▸ **TASKS AND EXERCISES**:
A - In the Bachelor wedding recap, swap "apartment" for "condo" and write out the stretch from "Next, we’re back" up to and including "and Sean #normal.".
B - Write what comes next in the Bachelor wedding recap, starting after its last sentence.

[Start of GIVEN PASSAGE]

The Best Bachelor Wedding Recap You'll Ever Read: Grown Sexy Edition | Betches

The Best Bachelor Wedding Recap You'll Ever Read: Grown Sexy Edition

By The Betches

Last night ABC aired Sean and Catherine’s wedding, an event that so simultaneously sweet and boring that I didn’t know whether to cry of joy or change the channel. The big theme last night was ‘grown sexy’ which is as ridiculous a concept to us as it was to Ashley, who actually mouthed ‘What IS that?’ to JP in the midst of Chris Harrison discussing it at the end of the weekend. But really how did ABC even approve that theme? Was the alternative ‘child sexy’? Now that would’ve truly been a fucked up night to remember.


The real theme of last night was “Sean and Catherine are going to fuck for the first time”. It was literally the only thing anyone on this show could talk about, allude to, or directly reference. I mean there was literally a ‘honeymoon suite cam’ in the corner of the screen for upwards of an hour, featuring an actual empty room with a big bed and some maid coming in to clean it. #GROWNSEXY

The episode starts off with Sean and Catherine’s road trip where we got to see shit like the Grand Canyon and the precedent set for Sean ignoring Catherine whenever she’s speaking.  Thankfully, they’ve got a bunch of time in the car for us to get the scoop on the big day as Catherine and Sean talk about their wedding plans aka Catherine continuously speaks for over an hour and Sean completely tunes her out.

Next, we’re back to Dallas where Sean has forced Catherine to move in with his ‘best friend’ so he doesn’t have to have sex with her until the wedding night. By best friend this either means 'girl he’s hooked up with at least once' or 'rando ABC found off girls who auditioned for the Bachelor but didn't get on the show Craigslist. Catherine then covers this girl’s apartment (who she barely knows) with collages of her and Sean #normal.

[End of GIVEN PASSAGE]
[Start of DATA ENTRIES]

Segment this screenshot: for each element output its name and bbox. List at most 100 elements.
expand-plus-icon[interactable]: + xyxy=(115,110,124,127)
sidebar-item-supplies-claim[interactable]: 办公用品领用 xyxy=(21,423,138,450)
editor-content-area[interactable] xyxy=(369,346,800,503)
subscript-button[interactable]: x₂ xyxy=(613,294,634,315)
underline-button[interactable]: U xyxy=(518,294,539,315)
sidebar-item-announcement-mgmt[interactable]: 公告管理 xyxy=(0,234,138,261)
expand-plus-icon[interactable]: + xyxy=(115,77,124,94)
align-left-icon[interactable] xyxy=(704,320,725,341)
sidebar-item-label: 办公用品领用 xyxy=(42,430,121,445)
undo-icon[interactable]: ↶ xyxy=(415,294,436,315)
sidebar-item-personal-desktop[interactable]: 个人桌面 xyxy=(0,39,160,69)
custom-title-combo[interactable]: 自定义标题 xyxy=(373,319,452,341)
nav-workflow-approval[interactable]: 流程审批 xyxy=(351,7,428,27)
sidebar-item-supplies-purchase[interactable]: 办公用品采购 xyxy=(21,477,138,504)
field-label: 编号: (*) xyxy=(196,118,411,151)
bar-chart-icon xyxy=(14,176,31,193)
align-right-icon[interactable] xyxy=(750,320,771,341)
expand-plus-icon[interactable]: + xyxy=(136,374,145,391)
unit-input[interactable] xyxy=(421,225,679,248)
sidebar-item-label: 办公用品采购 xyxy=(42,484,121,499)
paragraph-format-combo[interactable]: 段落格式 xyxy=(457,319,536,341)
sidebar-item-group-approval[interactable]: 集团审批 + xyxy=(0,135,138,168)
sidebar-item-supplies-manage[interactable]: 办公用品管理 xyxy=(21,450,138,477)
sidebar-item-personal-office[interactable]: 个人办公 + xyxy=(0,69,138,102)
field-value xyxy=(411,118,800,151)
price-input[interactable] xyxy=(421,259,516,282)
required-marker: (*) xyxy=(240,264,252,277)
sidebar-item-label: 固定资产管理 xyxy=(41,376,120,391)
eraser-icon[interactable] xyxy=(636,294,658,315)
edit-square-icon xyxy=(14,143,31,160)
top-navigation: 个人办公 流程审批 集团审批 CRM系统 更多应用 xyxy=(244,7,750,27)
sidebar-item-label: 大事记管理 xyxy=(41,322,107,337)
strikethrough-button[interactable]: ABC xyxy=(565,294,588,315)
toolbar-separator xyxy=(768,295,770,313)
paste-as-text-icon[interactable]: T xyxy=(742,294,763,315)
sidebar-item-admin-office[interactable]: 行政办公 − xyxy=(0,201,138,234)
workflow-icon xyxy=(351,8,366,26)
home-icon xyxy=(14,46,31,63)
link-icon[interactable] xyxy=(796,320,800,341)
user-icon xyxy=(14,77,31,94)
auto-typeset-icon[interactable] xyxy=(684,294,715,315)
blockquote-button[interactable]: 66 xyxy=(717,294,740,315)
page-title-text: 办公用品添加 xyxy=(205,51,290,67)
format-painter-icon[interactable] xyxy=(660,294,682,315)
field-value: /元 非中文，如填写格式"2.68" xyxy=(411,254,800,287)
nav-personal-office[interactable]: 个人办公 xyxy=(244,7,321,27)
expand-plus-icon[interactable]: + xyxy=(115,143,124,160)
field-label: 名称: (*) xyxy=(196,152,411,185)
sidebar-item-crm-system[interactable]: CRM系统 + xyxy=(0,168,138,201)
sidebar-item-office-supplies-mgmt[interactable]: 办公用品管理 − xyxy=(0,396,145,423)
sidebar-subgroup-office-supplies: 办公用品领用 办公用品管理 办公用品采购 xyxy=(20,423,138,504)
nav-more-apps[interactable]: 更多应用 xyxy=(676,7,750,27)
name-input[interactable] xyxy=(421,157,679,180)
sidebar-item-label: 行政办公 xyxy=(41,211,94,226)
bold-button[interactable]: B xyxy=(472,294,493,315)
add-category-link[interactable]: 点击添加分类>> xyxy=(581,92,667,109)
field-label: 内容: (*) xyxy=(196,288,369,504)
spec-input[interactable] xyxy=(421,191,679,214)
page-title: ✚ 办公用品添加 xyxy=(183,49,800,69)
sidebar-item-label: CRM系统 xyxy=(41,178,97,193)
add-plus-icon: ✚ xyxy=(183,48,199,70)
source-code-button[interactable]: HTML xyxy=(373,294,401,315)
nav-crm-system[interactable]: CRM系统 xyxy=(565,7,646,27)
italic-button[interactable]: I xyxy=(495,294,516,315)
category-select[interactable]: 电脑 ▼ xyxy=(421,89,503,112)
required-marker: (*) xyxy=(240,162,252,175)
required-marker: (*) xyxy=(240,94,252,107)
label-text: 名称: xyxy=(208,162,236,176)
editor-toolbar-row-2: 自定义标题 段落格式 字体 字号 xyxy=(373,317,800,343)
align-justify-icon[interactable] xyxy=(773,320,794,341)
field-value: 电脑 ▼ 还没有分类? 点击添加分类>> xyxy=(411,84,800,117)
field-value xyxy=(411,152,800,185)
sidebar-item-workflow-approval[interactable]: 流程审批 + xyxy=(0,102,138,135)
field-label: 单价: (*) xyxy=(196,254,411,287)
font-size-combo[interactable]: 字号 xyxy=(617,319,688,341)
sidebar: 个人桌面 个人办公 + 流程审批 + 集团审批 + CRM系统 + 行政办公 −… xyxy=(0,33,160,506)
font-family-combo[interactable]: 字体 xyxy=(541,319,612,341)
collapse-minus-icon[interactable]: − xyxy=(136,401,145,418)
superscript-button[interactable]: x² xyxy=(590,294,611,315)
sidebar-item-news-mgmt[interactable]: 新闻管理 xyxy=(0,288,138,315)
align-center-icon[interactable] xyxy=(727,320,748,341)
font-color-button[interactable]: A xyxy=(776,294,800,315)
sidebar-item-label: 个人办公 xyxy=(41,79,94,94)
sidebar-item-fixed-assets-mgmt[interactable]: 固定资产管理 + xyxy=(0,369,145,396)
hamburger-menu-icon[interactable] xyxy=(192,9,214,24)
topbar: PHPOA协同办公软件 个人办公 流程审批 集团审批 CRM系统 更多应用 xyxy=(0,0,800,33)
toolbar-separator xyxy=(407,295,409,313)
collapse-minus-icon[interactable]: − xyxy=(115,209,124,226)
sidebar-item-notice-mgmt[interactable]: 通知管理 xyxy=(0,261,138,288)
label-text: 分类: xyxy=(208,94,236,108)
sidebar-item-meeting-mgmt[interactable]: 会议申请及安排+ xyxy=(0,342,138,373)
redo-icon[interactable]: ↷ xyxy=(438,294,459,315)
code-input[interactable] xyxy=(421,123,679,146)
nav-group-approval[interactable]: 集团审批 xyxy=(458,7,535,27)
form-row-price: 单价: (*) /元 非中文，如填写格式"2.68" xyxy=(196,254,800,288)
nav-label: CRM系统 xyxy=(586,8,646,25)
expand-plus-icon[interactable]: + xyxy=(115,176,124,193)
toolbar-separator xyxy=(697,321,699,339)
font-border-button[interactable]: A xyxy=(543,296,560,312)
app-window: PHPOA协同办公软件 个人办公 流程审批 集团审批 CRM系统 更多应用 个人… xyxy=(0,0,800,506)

[End of DATA ENTRIES]

▸ **RESULTS FOR EACH TASK**:
A -
Next, we’re back to Dallas where Sean has forced Catherine to move in with his ‘best friend’ so he doesn’t have to have sex with her until the wedding night. By best friend this either means 'girl he’s hooked up with at least once' or 'rando ABC found off girls who auditioned for the Bachelor but didn't get on the show Craigslist. Catherine then covers this girl’s condo (who she barely knows) with collages of her and Sean #normal.

B -
Next we head over to Sean’s house to have a word with the Lowes:

Sean: Today I’m going to tell my family that ABC we picked a date for our wedding.

Catherine’s thoughts during this Lowe family meeting: Wow I hope Sean doesn’t grow up to look like his dad. Sean inherited his dad’s lack of eyebrows but thankfully not his ‘Ken, the page from 30 Rock’ inspired accent.

In a big fuck-you to Chris Harrison, Sean asks his dad to officiate the wedding instead.  You can’t buy everything with money ABC! But really, do we need to watch the cleaning lady tidy up the Honeymoon Suite? There might as well be a timer in the bottom right corner with the heading “Countdown to Poundtown” for all the classiness of this Suite cam.

Next we watch about half an hour of footage of cake decorating interspersed with lingerie shopping and Catherine’s sexual photo shoot because reminder “SEX SOON. CATHERINE HORNY” I did enjoy how they make the La Perla girl pretend she doesn’t know who Sean is or that he’s coming in.

Meanwhile. Back at the live wedding we get to see Trista and Ryan, Des and Chris, and Lisa Vanderpump and Giggy. Is it weird that I like Giggy's tux more than Sean’s? Side note: Why is Andy Dick invited to this thing and why does the camera pan to him at least three times?

Sean wears converse to his interview with Chris Harrison just a couple of days before the wedding. Chris shows an equal lack of respect by donning a studded pocket square. 

Ah, fucking finally, the wedding ceremony begins just as I was about to take a nap. The have the hip band 2Cellos playing the most boring ass wedding music I’ve ever had the displeasure of hearing. Were they playing the reigns of Castamere as everyone but Catherine walks down the aisle? #notgrownsexy

Catherine, looking adorable and pretty (finally a compliment!) Then they play a cello version of Michael Jackson’s Human Nature which wasn’t really giving much pizzazz to the already boring ceremony. Sean’s dad then gives an insanely boring speech sprinkled with some Christian input which is so boring there’s no way anyone was listening.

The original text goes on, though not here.